**Task statement**
Copy out each line below containing "wird".

◇ ◇ ◇ ◇ ◇

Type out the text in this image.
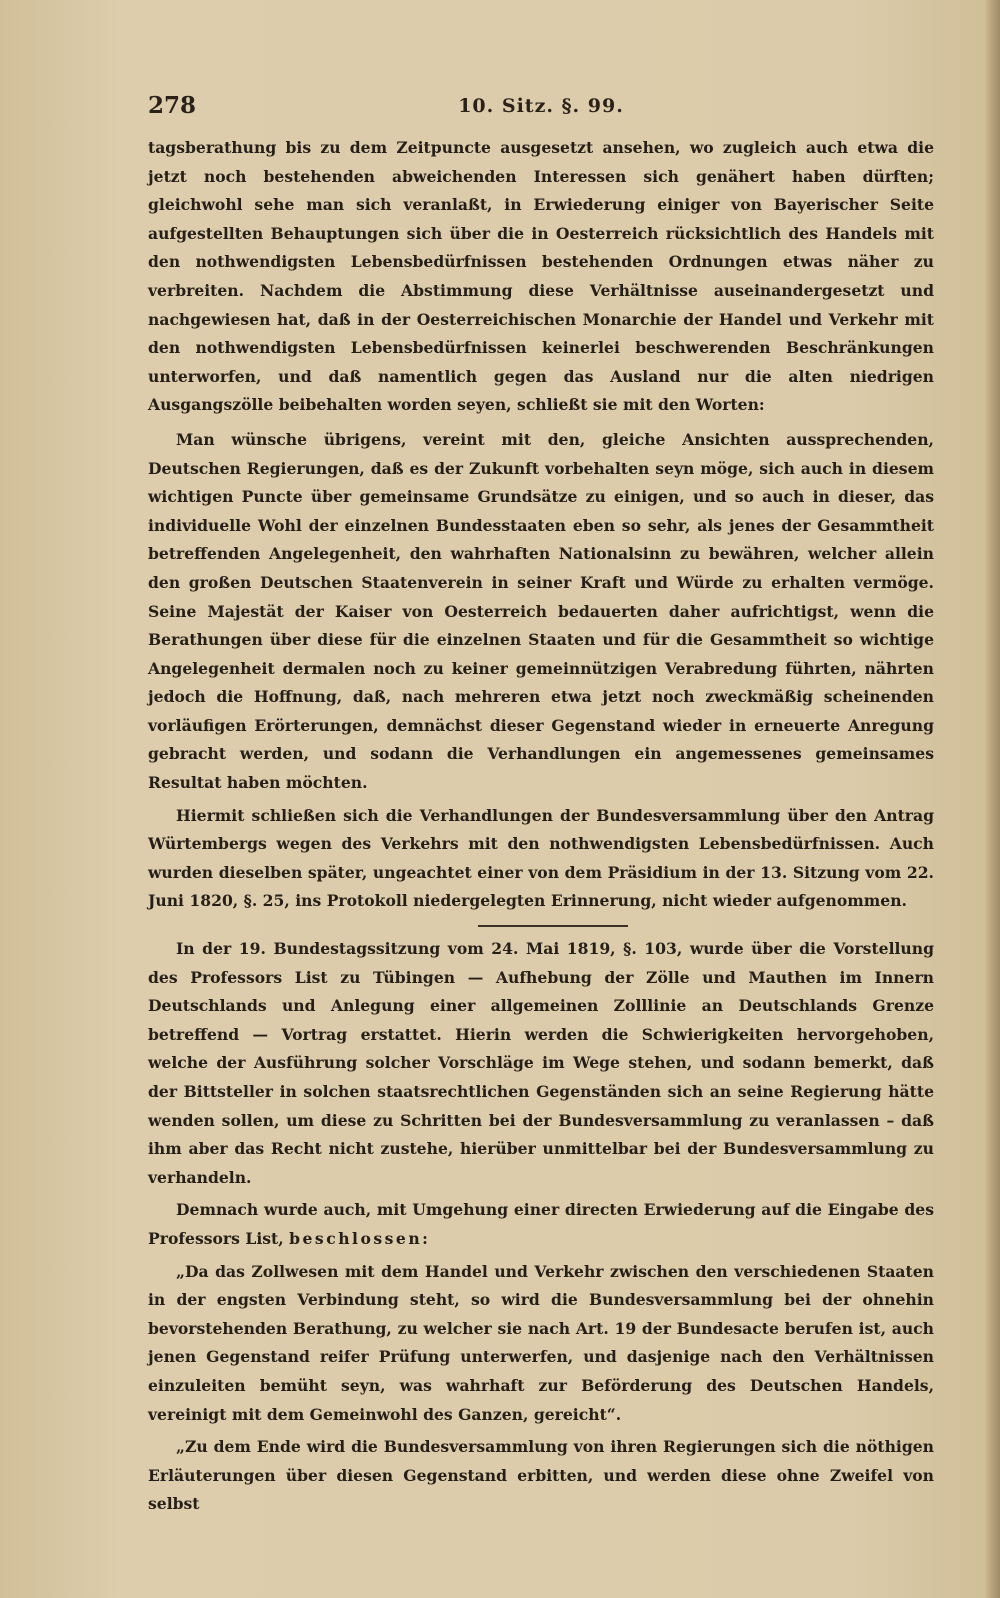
278	10. Sitz. §. 99.

tagsberathung bis zu dem Zeitpuncte ausgesetzt ansehen, wo zugleich auch etwa die jetzt noch bestehenden abweichenden Interessen sich genähert haben dürften; gleichwohl sehe man sich veranlaßt, in Erwiederung einiger von Bayerischer Seite aufgestellten Behauptungen sich über die in Oesterreich rücksichtlich des Handels mit den nothwendigsten Lebensbedürfnissen bestehenden Ordnungen etwas näher zu verbreiten. Nachdem die Abstimmung diese Verhältnisse auseinandergesetzt und nachgewiesen hat, daß in der Oesterreichischen Monarchie der Handel und Verkehr mit den nothwendigsten Lebensbedürfnissen keinerlei beschwerenden Beschränkungen unterworfen, und daß namentlich gegen das Ausland nur die alten niedrigen Ausgangszölle beibehalten worden seyen, schließt sie mit den Worten:

Man wünsche übrigens, vereint mit den, gleiche Ansichten aussprechenden, Deutschen Regierungen, daß es der Zukunft vorbehalten seyn möge, sich auch in diesem wichtigen Puncte über gemeinsame Grundsätze zu einigen, und so auch in dieser, das individuelle Wohl der einzelnen Bundesstaaten eben so sehr, als jenes der Gesammtheit betreffenden Angelegenheit, den wahrhaften Nationalsinn zu bewähren, welcher allein den großen Deutschen Staatenverein in seiner Kraft und Würde zu erhalten vermöge. Seine Majestät der Kaiser von Oesterreich bedauerten daher aufrichtigst, wenn die Berathungen über diese für die einzelnen Staaten und für die Gesammtheit so wichtige Angelegenheit dermalen noch zu keiner gemeinnützigen Verabredung führten, nährten jedoch die Hoffnung, daß, nach mehreren etwa jetzt noch zweckmäßig scheinenden vorläufigen Erörterungen, demnächst dieser Gegenstand wieder in erneuerte Anregung gebracht werden, und sodann die Verhandlungen ein angemessenes gemeinsames Resultat haben möchten.

Hiermit schließen sich die Verhandlungen der Bundesversammlung über den Antrag Würtembergs wegen des Verkehrs mit den nothwendigsten Lebensbedürfnissen. Auch wurden dieselben später, ungeachtet einer von dem Präsidium in der 13. Sitzung vom 22. Juni 1820, §. 25, ins Protokoll niedergelegten Erinnerung, nicht wieder aufgenommen.

In der 19. Bundestagssitzung vom 24. Mai 1819, §. 103, wurde über die Vorstellung des Professors List zu Tübingen — Aufhebung der Zölle und Mauthen im Innern Deutschlands und Anlegung einer allgemeinen Zolllinie an Deutschlands Grenze betreffend — Vortrag erstattet. Hierin werden die Schwierigkeiten hervorgehoben, welche der Ausführung solcher Vorschläge im Wege stehen, und sodann bemerkt, daß der Bittsteller in solchen staatsrechtlichen Gegenständen sich an seine Regierung hätte wenden sollen, um diese zu Schritten bei der Bundesversammlung zu veranlassen – daß ihm aber das Recht nicht zustehe, hierüber unmittelbar bei der Bundesversammlung zu verhandeln.

Demnach wurde auch, mit Umgehung einer directen Erwiederung auf die Eingabe des Professors List, beschlossen:

„Da das Zollwesen mit dem Handel und Verkehr zwischen den verschiedenen Staaten in der engsten Verbindung steht, so wird die Bundesversammlung bei der ohnehin bevorstehenden Berathung, zu welcher sie nach Art. 19 der Bundesacte berufen ist, auch jenen Gegenstand reifer Prüfung unterwerfen, und dasjenige nach den Verhältnissen einzuleiten bemüht seyn, was wahrhaft zur Beförderung des Deutschen Handels, vereinigt mit dem Gemeinwohl des Ganzen, gereicht“.

„Zu dem Ende wird die Bundesversammlung von ihren Regierungen sich die nöthigen Erläuterungen über diesen Gegenstand erbitten, und werden diese ohne Zweifel von selbst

◇ ◇ ◇ ◇ ◇

**The completed task**
„Da das Zollwesen mit dem Handel und Verkehr zwischen den verschiedenen Staaten in der engsten Verbindung steht, so wird die Bundesversammlung bei der ohnehin bevorstehenden Berathung, zu welcher sie nach Art. 19 der Bundesacte berufen ist, auch jenen Gegenstand reifer Prüfung unterwerfen, und dasjenige nach den Verhältnissen einzuleiten bemüht seyn, was wahrhaft zur Beförderung des Deutschen Handels, vereinigt mit dem Gemeinwohl des Ganzen, gereicht“.
„Zu dem Ende wird die Bundesversammlung von ihren Regierungen sich die nöthigen Erläuterungen über diesen Gegenstand erbitten, und werden diese ohne Zweifel von selbst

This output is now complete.